### EJERCICIO PROPUESTO
Cambia "iniciativas" por "propuestas" en el texto sobre la situación internacional y reproduce el pasaje que va desde "Lo que ha trascendido" hasta "por iniciativa soviética.", ambos incluidos.
═════ TEXTO SELECCIONADO
No puede menos que inspirar algún desasosiego la gravedad que se advierte en la situación internacional. Ciertamente, la seguridad de las potencias occidentales ha aumentado, y con ella se han alejado un poco las negras nubes que amenazaban al mundo libre y que ocultaban no sólo la guerra, sino también la casi inevitable derrota. Ahora, a medida que la atmósfera se disipa, el espectro de la guerra sorpresiva, de la irrupción repentina de las fuerzas del Este, parece haberse desvanecido; pero todo hace suponer que la amenaza, aun siendo ahora menos apremiante para los occidentales, sigue acechando al mundo con su inquietante gravitación sobre todos los aspectos de la existencia colectiva. El paso hacia la creación de la Unión Europea Occidental era inevitable; pero trajo consigo, inevitablemente también, la consolidación del frente oriental; y ahora se dibuja con sorprendente nitidez una línea divisoria entre dos mundos, a la que no le falta mucho para tornarse línea de combate. La situación es sin duda peligrosa y suscita sobre todo una pregunta: ¿cabe todavía un esfuerzo en favor de la paz, de la convivencia pacífica?
Lo que ha trascendido de la Conferencia de Moscú, celebrada entre los países comunistas, hace suponer que la inminencia de la ratificación del Acta de Londres y de los pactos de París ha creado un ambiente de fuerte irritación en el gobierno de Moscú y en los países situados dentro de su órbita. A los ofrecimientos de conciliación realizados por aquél con marcada insistencia en los últimos tiempos, ha seguido un tono casi intimidatorio, insolente en ocasiones, del que no podría decirse si proviene del despecho suscitado por el firme rechazo de sus iniciativas o de la decisión de proceder con rapidez y energía frente a una situación que Moscú se empeña en juzgar de amenaza. Pero, en todo caso, no hay por el momento indicios de que pueda volverse a hablar prontamente de nuevas aproximaciones entre los dos bloques por iniciativa soviética.
══════════
═════ INFORMACIÓN REGISTRADA
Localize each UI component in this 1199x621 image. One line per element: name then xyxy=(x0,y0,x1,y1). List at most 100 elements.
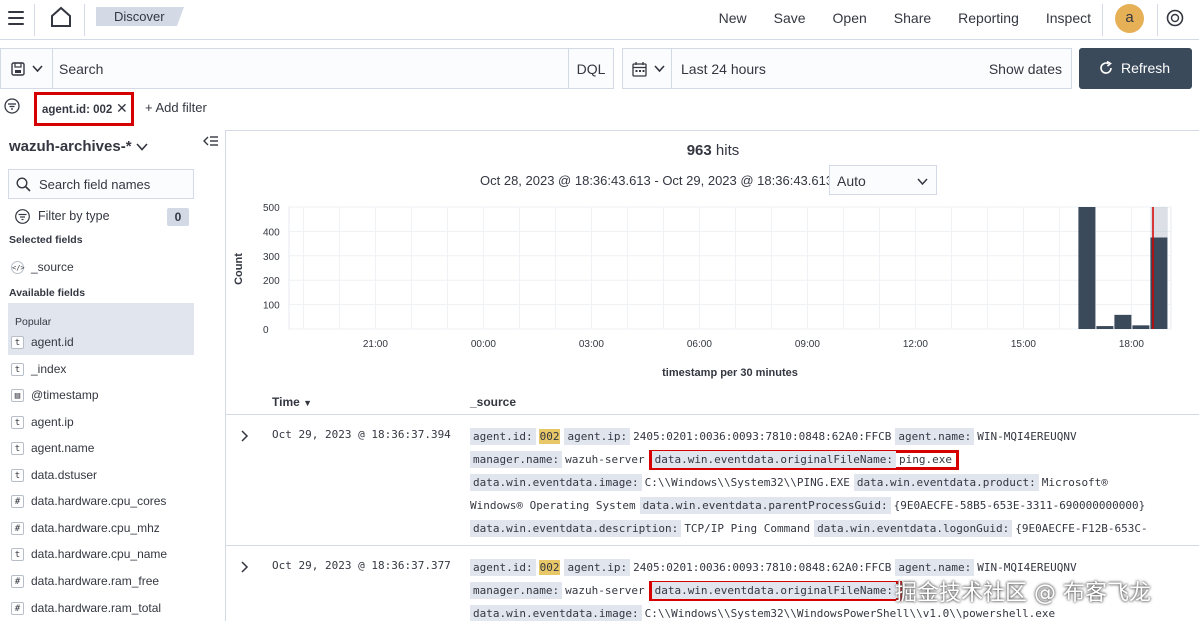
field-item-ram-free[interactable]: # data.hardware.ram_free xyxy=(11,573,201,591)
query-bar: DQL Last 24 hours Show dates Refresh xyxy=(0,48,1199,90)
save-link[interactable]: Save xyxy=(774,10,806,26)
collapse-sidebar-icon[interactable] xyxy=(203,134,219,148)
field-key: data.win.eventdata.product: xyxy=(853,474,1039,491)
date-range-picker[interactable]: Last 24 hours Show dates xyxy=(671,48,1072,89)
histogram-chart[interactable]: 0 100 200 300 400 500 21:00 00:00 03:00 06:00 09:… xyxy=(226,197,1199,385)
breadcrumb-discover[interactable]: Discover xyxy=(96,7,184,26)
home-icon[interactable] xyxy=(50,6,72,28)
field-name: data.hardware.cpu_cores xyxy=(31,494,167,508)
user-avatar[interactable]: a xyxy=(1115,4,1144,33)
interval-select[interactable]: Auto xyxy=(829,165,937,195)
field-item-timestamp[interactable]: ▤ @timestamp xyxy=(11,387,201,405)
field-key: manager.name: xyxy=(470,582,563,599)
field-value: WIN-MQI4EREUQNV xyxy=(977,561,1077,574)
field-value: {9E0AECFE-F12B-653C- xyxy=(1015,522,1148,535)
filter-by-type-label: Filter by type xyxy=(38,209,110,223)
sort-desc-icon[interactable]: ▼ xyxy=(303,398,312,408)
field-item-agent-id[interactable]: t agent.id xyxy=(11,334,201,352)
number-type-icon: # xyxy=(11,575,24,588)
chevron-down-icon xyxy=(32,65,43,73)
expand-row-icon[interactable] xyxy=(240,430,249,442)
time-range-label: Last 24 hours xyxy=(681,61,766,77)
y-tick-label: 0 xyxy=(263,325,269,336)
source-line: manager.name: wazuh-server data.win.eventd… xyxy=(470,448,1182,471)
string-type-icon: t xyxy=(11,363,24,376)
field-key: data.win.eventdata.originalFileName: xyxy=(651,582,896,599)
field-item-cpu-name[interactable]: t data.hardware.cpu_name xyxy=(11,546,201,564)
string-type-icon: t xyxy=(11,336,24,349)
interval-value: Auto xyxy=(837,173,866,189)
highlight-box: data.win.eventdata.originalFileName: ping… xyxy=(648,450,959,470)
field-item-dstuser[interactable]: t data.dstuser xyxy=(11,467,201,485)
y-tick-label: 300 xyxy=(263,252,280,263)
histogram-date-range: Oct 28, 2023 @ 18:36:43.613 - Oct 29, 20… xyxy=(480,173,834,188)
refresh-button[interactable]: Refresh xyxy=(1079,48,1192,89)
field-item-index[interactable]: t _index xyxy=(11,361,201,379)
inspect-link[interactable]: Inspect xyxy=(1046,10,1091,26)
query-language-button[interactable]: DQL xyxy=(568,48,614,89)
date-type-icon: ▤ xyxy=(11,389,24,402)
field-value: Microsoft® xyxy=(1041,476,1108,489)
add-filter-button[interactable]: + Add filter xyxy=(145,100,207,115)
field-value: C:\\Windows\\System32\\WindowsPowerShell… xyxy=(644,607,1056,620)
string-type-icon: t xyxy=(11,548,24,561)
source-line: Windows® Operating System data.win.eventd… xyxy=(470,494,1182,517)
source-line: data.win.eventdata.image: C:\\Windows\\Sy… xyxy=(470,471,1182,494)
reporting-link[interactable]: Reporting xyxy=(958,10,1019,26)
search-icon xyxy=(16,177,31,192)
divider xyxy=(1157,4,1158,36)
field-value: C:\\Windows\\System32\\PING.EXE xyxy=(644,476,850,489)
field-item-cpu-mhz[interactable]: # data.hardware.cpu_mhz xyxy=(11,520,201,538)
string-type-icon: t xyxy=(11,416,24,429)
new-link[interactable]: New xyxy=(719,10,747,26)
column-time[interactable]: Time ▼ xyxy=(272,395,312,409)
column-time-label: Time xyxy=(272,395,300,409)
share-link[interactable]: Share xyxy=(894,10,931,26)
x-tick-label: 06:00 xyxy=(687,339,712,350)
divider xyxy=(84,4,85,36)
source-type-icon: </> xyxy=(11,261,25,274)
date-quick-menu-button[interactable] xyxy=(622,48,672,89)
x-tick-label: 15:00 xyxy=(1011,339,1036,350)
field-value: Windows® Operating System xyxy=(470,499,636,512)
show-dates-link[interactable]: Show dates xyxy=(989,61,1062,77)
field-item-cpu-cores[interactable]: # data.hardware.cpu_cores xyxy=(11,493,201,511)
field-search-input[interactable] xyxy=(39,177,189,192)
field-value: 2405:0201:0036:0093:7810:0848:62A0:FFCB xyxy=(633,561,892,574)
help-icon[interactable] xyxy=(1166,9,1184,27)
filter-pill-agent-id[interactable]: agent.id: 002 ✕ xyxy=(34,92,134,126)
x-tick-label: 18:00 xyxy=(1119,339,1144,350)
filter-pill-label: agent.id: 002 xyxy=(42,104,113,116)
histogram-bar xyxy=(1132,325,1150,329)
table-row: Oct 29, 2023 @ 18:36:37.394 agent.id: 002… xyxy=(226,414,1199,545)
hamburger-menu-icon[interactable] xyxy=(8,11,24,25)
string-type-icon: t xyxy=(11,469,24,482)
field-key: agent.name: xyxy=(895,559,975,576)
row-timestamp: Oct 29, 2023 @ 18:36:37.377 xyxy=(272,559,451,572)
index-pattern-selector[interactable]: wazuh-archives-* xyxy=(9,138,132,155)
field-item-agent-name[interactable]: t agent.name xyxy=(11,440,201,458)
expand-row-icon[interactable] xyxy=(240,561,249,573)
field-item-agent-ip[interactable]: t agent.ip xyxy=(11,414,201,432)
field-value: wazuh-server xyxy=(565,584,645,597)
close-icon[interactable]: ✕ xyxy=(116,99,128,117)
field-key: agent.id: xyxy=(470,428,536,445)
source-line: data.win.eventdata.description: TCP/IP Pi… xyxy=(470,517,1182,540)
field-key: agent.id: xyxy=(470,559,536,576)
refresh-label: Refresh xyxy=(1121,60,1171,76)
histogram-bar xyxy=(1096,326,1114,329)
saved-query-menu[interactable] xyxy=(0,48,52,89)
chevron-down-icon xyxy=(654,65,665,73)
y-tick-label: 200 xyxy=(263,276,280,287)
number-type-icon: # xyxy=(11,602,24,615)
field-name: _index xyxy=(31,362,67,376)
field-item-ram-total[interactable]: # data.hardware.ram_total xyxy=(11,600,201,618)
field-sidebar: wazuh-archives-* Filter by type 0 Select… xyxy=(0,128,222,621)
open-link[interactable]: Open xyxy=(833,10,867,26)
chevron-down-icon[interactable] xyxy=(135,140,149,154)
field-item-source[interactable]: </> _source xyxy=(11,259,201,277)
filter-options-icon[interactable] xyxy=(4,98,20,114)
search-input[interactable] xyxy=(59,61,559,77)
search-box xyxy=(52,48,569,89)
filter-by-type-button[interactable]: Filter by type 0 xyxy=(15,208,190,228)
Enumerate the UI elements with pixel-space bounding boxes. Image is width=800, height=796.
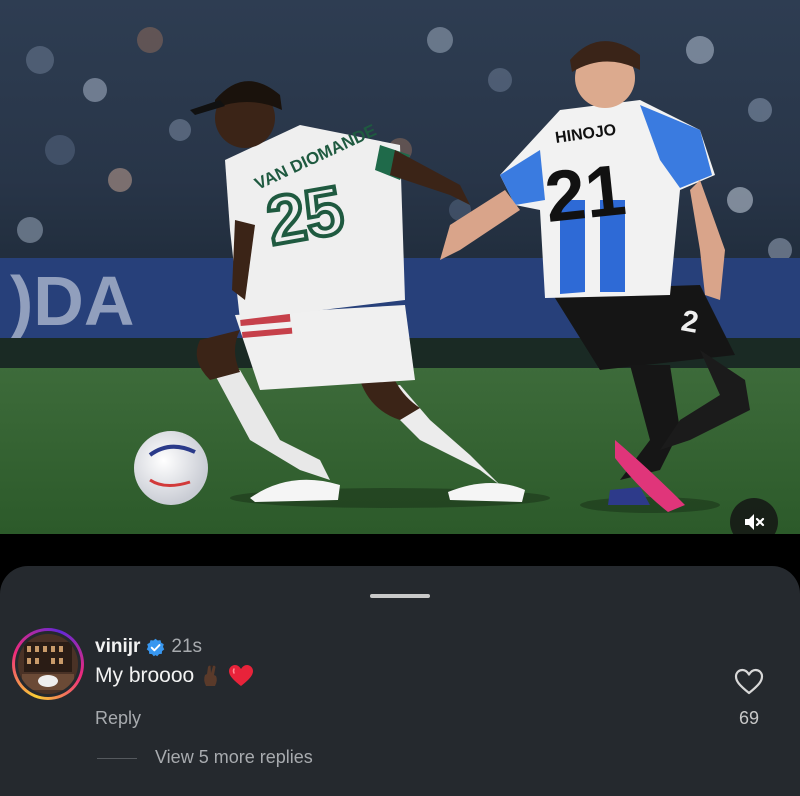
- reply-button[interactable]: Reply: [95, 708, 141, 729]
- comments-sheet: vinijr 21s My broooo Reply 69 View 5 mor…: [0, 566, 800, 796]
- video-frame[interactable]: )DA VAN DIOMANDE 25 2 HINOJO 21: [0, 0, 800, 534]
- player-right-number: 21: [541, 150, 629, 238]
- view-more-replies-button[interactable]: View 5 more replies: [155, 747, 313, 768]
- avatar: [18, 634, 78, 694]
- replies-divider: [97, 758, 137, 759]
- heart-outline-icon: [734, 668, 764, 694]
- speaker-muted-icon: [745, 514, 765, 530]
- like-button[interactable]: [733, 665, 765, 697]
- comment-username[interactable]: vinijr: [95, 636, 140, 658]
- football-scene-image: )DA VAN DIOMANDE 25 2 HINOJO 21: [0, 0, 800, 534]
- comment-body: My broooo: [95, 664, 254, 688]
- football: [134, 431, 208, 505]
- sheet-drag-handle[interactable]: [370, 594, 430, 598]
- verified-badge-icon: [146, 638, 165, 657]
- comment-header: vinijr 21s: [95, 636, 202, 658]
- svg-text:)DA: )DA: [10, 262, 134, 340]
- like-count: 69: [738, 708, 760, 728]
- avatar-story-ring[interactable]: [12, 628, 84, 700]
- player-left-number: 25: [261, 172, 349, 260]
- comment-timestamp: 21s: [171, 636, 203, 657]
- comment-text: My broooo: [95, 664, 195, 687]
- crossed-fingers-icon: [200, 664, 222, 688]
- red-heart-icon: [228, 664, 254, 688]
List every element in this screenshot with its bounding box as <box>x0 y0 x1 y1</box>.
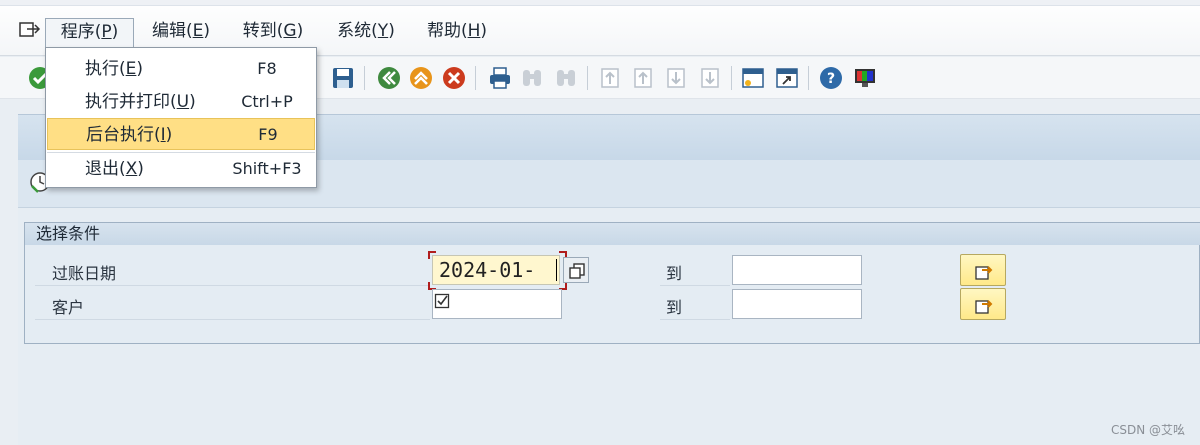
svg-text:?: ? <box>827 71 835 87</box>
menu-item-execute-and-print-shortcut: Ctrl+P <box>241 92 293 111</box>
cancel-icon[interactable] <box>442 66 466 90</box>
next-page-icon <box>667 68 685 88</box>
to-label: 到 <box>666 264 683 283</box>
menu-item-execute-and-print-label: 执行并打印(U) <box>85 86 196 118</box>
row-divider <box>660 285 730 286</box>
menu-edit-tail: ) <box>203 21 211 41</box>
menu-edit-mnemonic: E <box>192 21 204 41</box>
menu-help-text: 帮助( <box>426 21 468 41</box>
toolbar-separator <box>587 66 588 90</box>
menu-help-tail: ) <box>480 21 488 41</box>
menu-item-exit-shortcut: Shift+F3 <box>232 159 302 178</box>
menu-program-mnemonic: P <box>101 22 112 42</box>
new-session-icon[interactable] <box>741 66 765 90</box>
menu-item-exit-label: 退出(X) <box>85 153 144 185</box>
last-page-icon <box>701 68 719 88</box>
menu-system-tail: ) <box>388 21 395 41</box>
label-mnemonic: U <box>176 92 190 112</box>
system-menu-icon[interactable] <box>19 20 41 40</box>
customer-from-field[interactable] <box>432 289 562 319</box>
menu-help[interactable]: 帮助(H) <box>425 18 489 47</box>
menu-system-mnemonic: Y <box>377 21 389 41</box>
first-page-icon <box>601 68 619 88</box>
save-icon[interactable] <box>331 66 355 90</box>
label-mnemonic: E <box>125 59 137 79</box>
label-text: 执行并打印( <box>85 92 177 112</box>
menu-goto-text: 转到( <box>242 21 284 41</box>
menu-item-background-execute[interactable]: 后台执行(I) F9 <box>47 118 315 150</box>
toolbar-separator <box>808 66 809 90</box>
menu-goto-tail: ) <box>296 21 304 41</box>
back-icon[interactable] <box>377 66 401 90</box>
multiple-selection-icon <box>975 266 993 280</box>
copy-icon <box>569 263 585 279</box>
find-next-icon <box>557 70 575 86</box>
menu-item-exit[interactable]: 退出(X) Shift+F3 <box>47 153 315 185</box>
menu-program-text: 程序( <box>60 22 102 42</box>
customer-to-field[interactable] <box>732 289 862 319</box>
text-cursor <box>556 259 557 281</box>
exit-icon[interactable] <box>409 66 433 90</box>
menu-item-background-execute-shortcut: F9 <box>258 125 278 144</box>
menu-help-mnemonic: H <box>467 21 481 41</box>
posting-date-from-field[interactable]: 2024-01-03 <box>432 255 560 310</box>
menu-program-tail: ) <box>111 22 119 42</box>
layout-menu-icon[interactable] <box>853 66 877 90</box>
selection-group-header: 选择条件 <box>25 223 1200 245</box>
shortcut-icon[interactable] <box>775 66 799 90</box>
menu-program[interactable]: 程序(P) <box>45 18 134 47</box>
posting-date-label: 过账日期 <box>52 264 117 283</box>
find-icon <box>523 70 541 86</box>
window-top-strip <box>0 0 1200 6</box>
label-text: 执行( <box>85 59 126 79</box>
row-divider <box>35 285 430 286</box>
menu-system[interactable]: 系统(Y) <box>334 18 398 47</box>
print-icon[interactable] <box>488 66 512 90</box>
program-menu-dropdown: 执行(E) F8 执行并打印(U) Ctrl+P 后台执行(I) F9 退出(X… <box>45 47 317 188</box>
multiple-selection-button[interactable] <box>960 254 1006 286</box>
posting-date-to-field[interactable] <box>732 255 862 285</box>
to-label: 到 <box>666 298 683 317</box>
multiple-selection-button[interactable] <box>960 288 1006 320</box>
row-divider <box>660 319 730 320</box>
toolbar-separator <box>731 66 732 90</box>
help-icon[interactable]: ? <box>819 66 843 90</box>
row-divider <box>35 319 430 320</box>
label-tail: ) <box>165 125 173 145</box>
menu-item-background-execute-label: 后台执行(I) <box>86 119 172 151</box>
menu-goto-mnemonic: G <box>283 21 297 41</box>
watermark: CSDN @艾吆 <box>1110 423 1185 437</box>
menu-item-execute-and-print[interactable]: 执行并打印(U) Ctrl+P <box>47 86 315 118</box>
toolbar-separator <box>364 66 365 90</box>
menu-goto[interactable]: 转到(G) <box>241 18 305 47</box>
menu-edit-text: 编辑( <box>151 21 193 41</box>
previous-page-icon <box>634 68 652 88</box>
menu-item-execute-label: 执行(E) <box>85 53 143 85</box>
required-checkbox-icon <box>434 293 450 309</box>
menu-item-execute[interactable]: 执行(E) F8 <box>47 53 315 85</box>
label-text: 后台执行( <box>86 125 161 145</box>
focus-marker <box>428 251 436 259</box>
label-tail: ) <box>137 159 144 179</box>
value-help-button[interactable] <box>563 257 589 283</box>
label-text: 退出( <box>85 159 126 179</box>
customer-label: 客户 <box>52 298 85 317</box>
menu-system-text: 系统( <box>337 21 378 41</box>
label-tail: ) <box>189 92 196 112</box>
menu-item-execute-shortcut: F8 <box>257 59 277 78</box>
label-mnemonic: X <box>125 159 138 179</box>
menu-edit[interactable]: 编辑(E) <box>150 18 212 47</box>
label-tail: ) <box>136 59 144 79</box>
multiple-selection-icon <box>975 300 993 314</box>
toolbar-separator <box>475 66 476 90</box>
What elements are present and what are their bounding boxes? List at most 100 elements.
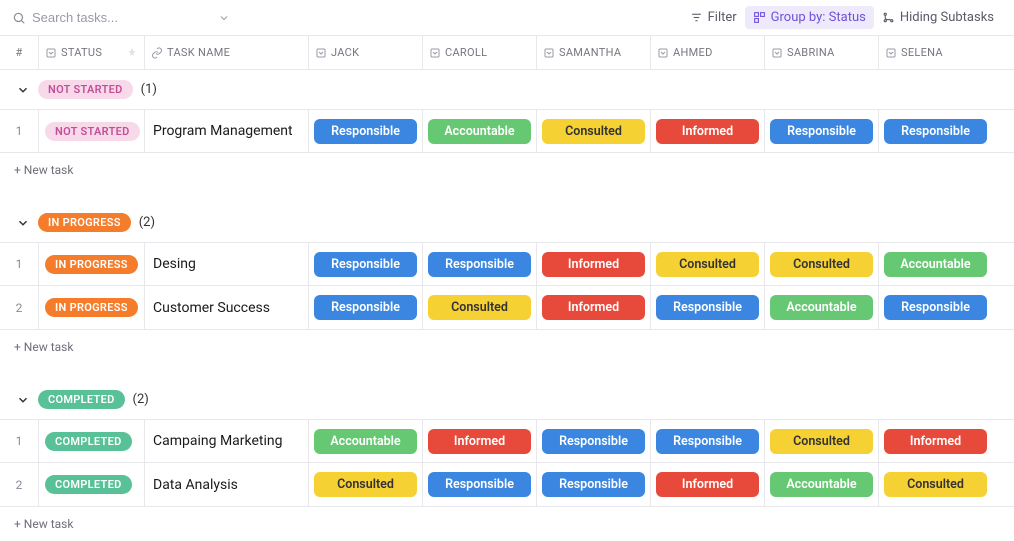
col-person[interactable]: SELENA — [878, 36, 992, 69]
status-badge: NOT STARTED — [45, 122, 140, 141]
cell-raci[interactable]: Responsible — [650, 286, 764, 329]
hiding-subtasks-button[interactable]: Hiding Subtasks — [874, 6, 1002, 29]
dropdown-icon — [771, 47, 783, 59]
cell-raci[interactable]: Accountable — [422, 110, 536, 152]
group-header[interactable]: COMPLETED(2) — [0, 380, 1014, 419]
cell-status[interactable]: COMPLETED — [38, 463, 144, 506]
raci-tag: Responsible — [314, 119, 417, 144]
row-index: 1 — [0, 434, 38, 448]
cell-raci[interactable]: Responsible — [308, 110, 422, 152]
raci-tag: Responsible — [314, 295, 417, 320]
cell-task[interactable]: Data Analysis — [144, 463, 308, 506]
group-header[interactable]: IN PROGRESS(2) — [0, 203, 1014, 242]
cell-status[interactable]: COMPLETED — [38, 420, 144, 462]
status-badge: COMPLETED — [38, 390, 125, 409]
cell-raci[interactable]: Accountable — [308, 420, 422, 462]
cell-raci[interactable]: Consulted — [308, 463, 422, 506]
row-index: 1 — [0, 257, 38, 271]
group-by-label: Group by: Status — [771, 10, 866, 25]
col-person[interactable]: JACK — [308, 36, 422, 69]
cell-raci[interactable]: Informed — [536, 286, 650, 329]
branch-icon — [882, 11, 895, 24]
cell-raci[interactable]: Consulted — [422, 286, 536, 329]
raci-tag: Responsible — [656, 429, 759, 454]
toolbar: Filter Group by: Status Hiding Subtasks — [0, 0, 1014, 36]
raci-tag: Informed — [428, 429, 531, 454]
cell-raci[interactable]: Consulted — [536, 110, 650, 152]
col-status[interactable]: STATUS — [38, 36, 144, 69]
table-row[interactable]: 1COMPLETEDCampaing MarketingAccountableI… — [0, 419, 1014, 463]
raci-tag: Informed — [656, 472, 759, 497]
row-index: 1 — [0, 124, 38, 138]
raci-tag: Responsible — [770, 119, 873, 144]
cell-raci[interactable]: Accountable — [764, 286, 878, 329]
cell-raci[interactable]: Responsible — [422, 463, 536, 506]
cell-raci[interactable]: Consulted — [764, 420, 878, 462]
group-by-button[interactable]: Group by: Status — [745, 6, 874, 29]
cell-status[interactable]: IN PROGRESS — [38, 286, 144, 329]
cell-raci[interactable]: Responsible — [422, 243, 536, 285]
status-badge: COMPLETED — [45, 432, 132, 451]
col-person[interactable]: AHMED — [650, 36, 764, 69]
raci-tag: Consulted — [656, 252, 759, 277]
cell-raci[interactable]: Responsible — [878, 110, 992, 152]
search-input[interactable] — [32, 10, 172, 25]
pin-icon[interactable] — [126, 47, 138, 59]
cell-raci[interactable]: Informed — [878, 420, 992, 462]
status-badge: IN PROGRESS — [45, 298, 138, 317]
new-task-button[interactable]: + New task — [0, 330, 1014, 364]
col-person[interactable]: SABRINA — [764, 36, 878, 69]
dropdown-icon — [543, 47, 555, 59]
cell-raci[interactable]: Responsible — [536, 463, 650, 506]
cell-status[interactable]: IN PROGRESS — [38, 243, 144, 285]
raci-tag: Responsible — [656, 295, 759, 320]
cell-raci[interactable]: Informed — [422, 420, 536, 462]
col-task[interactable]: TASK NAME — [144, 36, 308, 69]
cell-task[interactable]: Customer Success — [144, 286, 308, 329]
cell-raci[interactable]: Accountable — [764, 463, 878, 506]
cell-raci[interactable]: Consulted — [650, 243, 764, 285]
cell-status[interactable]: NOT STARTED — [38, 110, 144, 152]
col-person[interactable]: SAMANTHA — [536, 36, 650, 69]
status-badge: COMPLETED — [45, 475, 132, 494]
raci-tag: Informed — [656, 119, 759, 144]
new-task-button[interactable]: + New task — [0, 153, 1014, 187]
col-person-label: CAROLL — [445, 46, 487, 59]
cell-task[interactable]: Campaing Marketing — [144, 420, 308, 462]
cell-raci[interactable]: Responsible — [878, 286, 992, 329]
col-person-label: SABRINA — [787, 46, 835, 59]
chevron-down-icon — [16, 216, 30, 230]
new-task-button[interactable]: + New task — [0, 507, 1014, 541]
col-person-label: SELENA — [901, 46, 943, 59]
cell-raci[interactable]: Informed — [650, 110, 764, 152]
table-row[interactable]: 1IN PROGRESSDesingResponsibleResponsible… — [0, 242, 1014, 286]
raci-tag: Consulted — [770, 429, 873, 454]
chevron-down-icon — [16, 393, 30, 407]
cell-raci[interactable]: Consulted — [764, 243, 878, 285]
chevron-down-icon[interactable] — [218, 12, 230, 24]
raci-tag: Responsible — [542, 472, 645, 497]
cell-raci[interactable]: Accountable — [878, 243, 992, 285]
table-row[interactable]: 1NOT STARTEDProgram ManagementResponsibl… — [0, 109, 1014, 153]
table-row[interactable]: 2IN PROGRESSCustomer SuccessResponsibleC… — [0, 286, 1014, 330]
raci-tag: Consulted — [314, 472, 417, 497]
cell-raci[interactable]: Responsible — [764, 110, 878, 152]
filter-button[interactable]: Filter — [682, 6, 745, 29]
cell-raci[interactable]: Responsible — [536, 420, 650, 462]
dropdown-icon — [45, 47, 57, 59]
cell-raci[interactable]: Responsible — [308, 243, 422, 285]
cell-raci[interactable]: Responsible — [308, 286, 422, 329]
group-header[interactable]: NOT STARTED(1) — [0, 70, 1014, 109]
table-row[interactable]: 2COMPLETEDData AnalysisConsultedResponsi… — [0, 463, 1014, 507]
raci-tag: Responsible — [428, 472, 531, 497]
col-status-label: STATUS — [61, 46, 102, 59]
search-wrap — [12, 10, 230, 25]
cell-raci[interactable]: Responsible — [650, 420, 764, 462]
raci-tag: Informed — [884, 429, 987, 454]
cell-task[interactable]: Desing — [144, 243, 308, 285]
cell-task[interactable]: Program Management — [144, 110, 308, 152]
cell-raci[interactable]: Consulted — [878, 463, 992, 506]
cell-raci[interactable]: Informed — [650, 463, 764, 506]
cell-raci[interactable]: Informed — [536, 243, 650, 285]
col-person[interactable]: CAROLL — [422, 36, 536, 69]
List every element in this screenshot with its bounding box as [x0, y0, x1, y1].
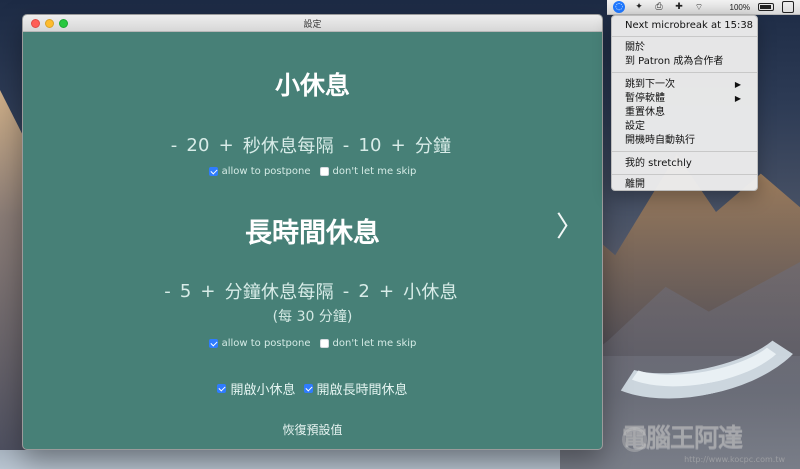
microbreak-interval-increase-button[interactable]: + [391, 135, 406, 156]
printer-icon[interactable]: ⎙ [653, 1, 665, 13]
══════════
### RESULTADO DEL EJERCICIO
Lo que ha trascendido de la Conferencia de Moscú, celebrada entre los países comunistas, hace suponer que la inminencia de la ratificación del Acta de Londres y de los pactos de París ha creado un ambiente de fuerte irritación en el gobierno de Moscú y en los países situados dentro de su órbita. A los ofrecimientos de conciliación realizados por aquél con marcada insistencia en los últimos tiempos, ha seguido un tono casi intimidatorio, insolente en ocasiones, del que no podría decirse si proviene del despecho suscitado por el firme rechazo de sus propuestas o de la decisión de proceder con rapidez y energía frente a una situación que Moscú se empeña en juzgar de amenaza. Pero, en todo caso, no hay por el momento indicios de que pueda volverse a hablar prontamente de nuevas aproximaciones entre los dos bloques por iniciativa soviética.